(Chart and figure data)

/---

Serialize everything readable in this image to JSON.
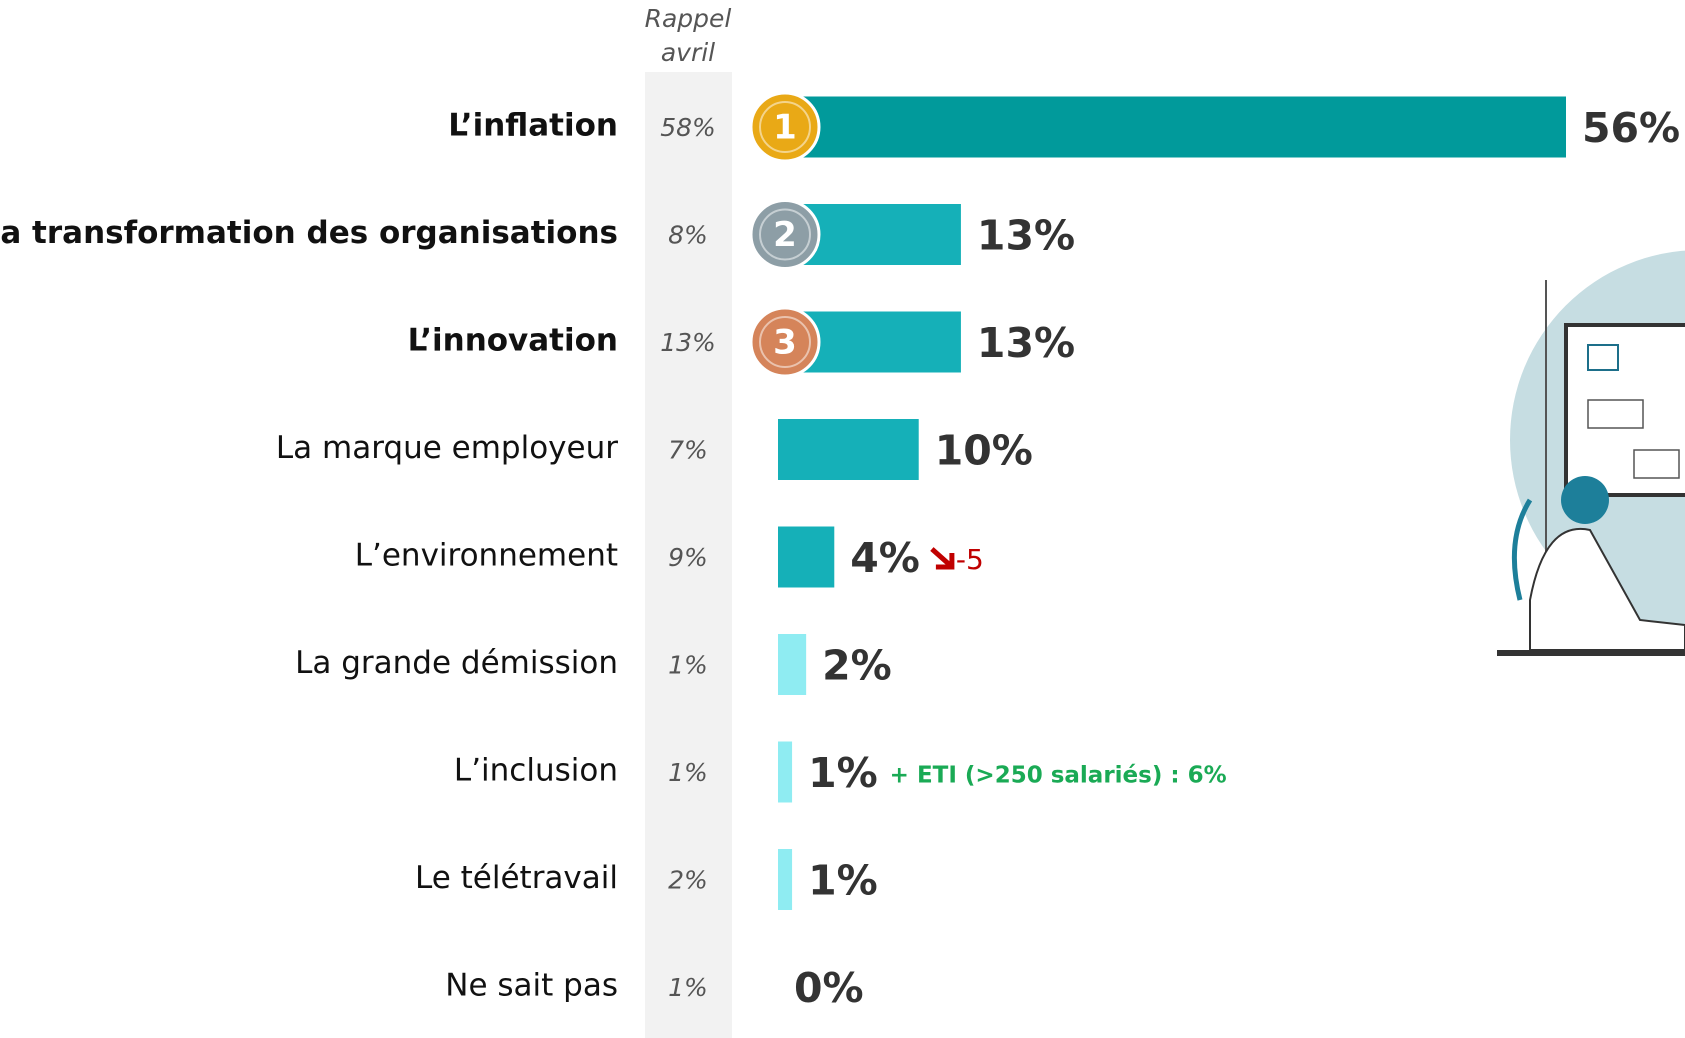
{
  "chart_data": {
    "type": "bar",
    "recall_title": [
      "Rappel",
      "avril"
    ],
    "categories": [
      "L’inflation",
      "La transformation des organisations",
      "L’innovation",
      "La marque employeur",
      "L’environnement",
      "La grande démission",
      "L’inclusion",
      "Le télétravail",
      "Ne sait pas"
    ],
    "recall_labels": [
      "58%",
      "8%",
      "13%",
      "7%",
      "9%",
      "1%",
      "1%",
      "2%",
      "1%"
    ],
    "values": [
      56,
      13,
      13,
      10,
      4,
      2,
      1,
      1,
      0
    ],
    "value_labels": [
      "56%",
      "13%",
      "13%",
      "10%",
      "4%",
      "2%",
      "1%",
      "1%",
      "0%"
    ],
    "colors": [
      "#019a9b",
      "#15b0b8",
      "#15b0b8",
      "#15b0b8",
      "#15b0b8",
      "#8fecf2",
      "#8fecf2",
      "#8fecf2",
      "#8fecf2"
    ],
    "medals": [
      "1",
      "2",
      "3",
      null,
      null,
      null,
      null,
      null,
      null
    ],
    "notes": [
      null,
      null,
      null,
      null,
      {
        "text": "-5",
        "color": "#c00000"
      },
      null,
      {
        "text": "+ ETI (>250 salariés) : 6%",
        "color": "#1aaa55"
      },
      null,
      null
    ]
  }
}
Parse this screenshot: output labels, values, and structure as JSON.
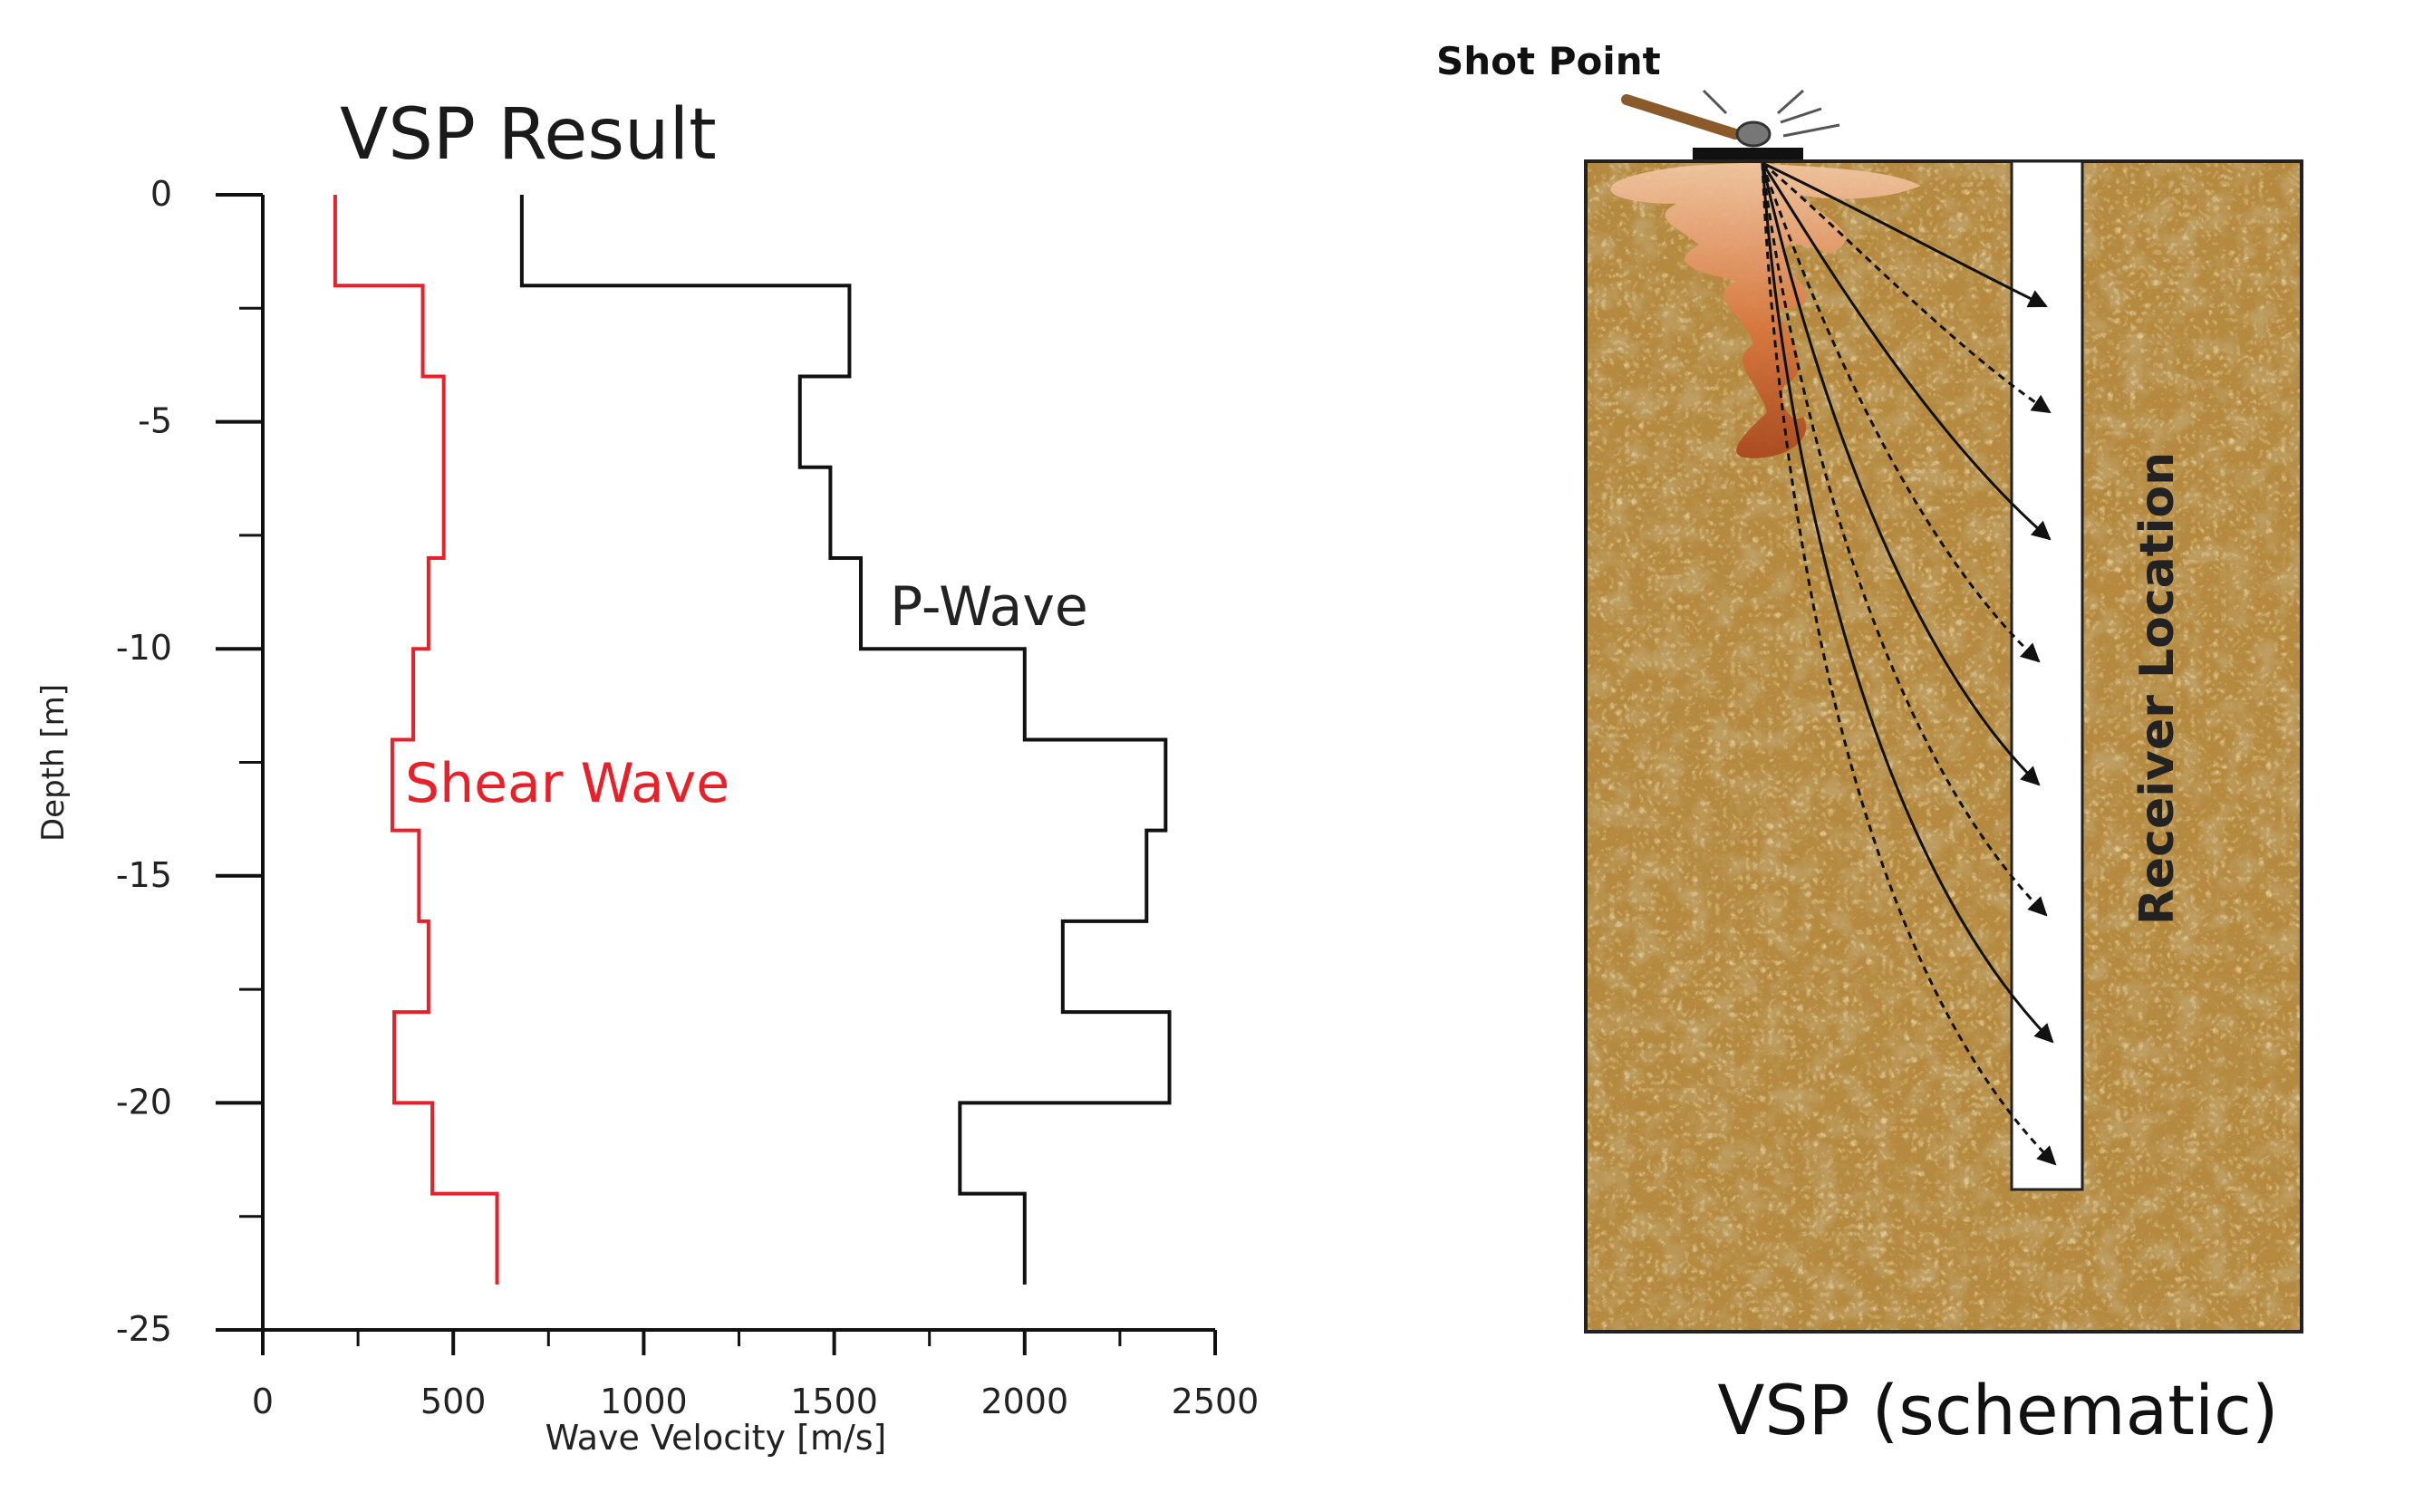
{
  "chart_data": [
    {
      "type": "line",
      "title": "VSP Result",
      "xlabel": "Wave Velocity [m/s]",
      "ylabel": "Depth [m]",
      "xlim": [
        0,
        2500
      ],
      "ylim": [
        -25,
        0
      ],
      "x_ticks": [
        0,
        500,
        1000,
        1500,
        2000,
        2500
      ],
      "y_ticks": [
        0,
        -5,
        -10,
        -15,
        -20,
        -25
      ],
      "grid": false,
      "legend": "inline labels",
      "series": [
        {
          "name": "Shear Wave",
          "color": "#e8202a",
          "step_profile": [
            {
              "v": 190,
              "top": 0,
              "bottom": -2
            },
            {
              "v": 420,
              "top": -2,
              "bottom": -4
            },
            {
              "v": 475,
              "top": -4,
              "bottom": -8
            },
            {
              "v": 435,
              "top": -8,
              "bottom": -10
            },
            {
              "v": 395,
              "top": -10,
              "bottom": -12
            },
            {
              "v": 340,
              "top": -12,
              "bottom": -14
            },
            {
              "v": 410,
              "top": -14,
              "bottom": -16
            },
            {
              "v": 435,
              "top": -16,
              "bottom": -18
            },
            {
              "v": 345,
              "top": -18,
              "bottom": -20
            },
            {
              "v": 445,
              "top": -20,
              "bottom": -22
            },
            {
              "v": 615,
              "top": -22,
              "bottom": -24
            }
          ]
        },
        {
          "name": "P-Wave",
          "color": "#111111",
          "step_profile": [
            {
              "v": 680,
              "top": 0,
              "bottom": -2
            },
            {
              "v": 1540,
              "top": -2,
              "bottom": -4
            },
            {
              "v": 1410,
              "top": -4,
              "bottom": -6
            },
            {
              "v": 1490,
              "top": -6,
              "bottom": -8
            },
            {
              "v": 1570,
              "top": -8,
              "bottom": -10
            },
            {
              "v": 2000,
              "top": -10,
              "bottom": -12
            },
            {
              "v": 2370,
              "top": -12,
              "bottom": -14
            },
            {
              "v": 2320,
              "top": -14,
              "bottom": -16
            },
            {
              "v": 2100,
              "top": -16,
              "bottom": -18
            },
            {
              "v": 2380,
              "top": -18,
              "bottom": -20
            },
            {
              "v": 1830,
              "top": -20,
              "bottom": -22
            },
            {
              "v": 2000,
              "top": -22,
              "bottom": -24
            }
          ]
        }
      ]
    },
    {
      "type": "diagram",
      "title": "VSP (schematic)",
      "labels": {
        "shot_point": "Shot Point",
        "receiver_location": "Receiver Location"
      },
      "receiver_count": 8,
      "colors": {
        "soil": "#b58a40",
        "soil_dark": "#7a5320",
        "soil_light": "#d3ad63",
        "wave": "#c1612b",
        "borehole": "#ffffff"
      }
    }
  ]
}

\---

(Short problem):
Exclude the pictures. Write out the remaining data exactly.

(Task response):
Serialize everything readable in this image to JSON.
{
  "chart_data": {
    "type": "bar",
    "recall_title": [
      "Rappel",
      "avril"
    ],
    "categories": [
      "L’inflation",
      "La transformation des organisations",
      "L’innovation",
      "La marque employeur",
      "L’environnement",
      "La grande démission",
      "L’inclusion",
      "Le télétravail",
      "Ne sait pas"
    ],
    "recall_labels": [
      "58%",
      "8%",
      "13%",
      "7%",
      "9%",
      "1%",
      "1%",
      "2%",
      "1%"
    ],
    "values": [
      56,
      13,
      13,
      10,
      4,
      2,
      1,
      1,
      0
    ],
    "value_labels": [
      "56%",
      "13%",
      "13%",
      "10%",
      "4%",
      "2%",
      "1%",
      "1%",
      "0%"
    ],
    "colors": [
      "#019a9b",
      "#15b0b8",
      "#15b0b8",
      "#15b0b8",
      "#15b0b8",
      "#8fecf2",
      "#8fecf2",
      "#8fecf2",
      "#8fecf2"
    ],
    "medals": [
      "1",
      "2",
      "3",
      null,
      null,
      null,
      null,
      null,
      null
    ],
    "notes": [
      null,
      null,
      null,
      null,
      {
        "text": "-5",
        "color": "#c00000"
      },
      null,
      {
        "text": "+ ETI (>250 salariés) : 6%",
        "color": "#1aaa55"
      },
      null,
      null
    ]
  }
}
Parse this screenshot: output labels, values, and structure as JSON.
{
  "chart_data": [
    {
      "type": "line",
      "title": "VSP Result",
      "xlabel": "Wave Velocity [m/s]",
      "ylabel": "Depth [m]",
      "xlim": [
        0,
        2500
      ],
      "ylim": [
        -25,
        0
      ],
      "x_ticks": [
        0,
        500,
        1000,
        1500,
        2000,
        2500
      ],
      "y_ticks": [
        0,
        -5,
        -10,
        -15,
        -20,
        -25
      ],
      "grid": false,
      "legend": "inline labels",
      "series": [
        {
          "name": "Shear Wave",
          "color": "#e8202a",
          "step_profile": [
            {
              "v": 190,
              "top": 0,
              "bottom": -2
            },
            {
              "v": 420,
              "top": -2,
              "bottom": -4
            },
            {
              "v": 475,
              "top": -4,
              "bottom": -8
            },
            {
              "v": 435,
              "top": -8,
              "bottom": -10
            },
            {
              "v": 395,
              "top": -10,
              "bottom": -12
            },
            {
              "v": 340,
              "top": -12,
              "bottom": -14
            },
            {
              "v": 410,
              "top": -14,
              "bottom": -16
            },
            {
              "v": 435,
              "top": -16,
              "bottom": -18
            },
            {
              "v": 345,
              "top": -18,
              "bottom": -20
            },
            {
              "v": 445,
              "top": -20,
              "bottom": -22
            },
            {
              "v": 615,
              "top": -22,
              "bottom": -24
            }
          ]
        },
        {
          "name": "P-Wave",
          "color": "#111111",
          "step_profile": [
            {
              "v": 680,
              "top": 0,
              "bottom": -2
            },
            {
              "v": 1540,
              "top": -2,
              "bottom": -4
            },
            {
              "v": 1410,
              "top": -4,
              "bottom": -6
            },
            {
              "v": 1490,
              "top": -6,
              "bottom": -8
            },
            {
              "v": 1570,
              "top": -8,
              "bottom": -10
            },
            {
              "v": 2000,
              "top": -10,
              "bottom": -12
            },
            {
              "v": 2370,
              "top": -12,
              "bottom": -14
            },
            {
              "v": 2320,
              "top": -14,
              "bottom": -16
            },
            {
              "v": 2100,
              "top": -16,
              "bottom": -18
            },
            {
              "v": 2380,
              "top": -18,
              "bottom": -20
            },
            {
              "v": 1830,
              "top": -20,
              "bottom": -22
            },
            {
              "v": 2000,
              "top": -22,
              "bottom": -24
            }
          ]
        }
      ]
    },
    {
      "type": "diagram",
      "title": "VSP (schematic)",
      "labels": {
        "shot_point": "Shot Point",
        "receiver_location": "Receiver Location"
      },
      "receiver_count": 8,
      "colors": {
        "soil": "#b58a40",
        "soil_dark": "#7a5320",
        "soil_light": "#d3ad63",
        "wave": "#c1612b",
        "borehole": "#ffffff"
      }
    }
  ]
}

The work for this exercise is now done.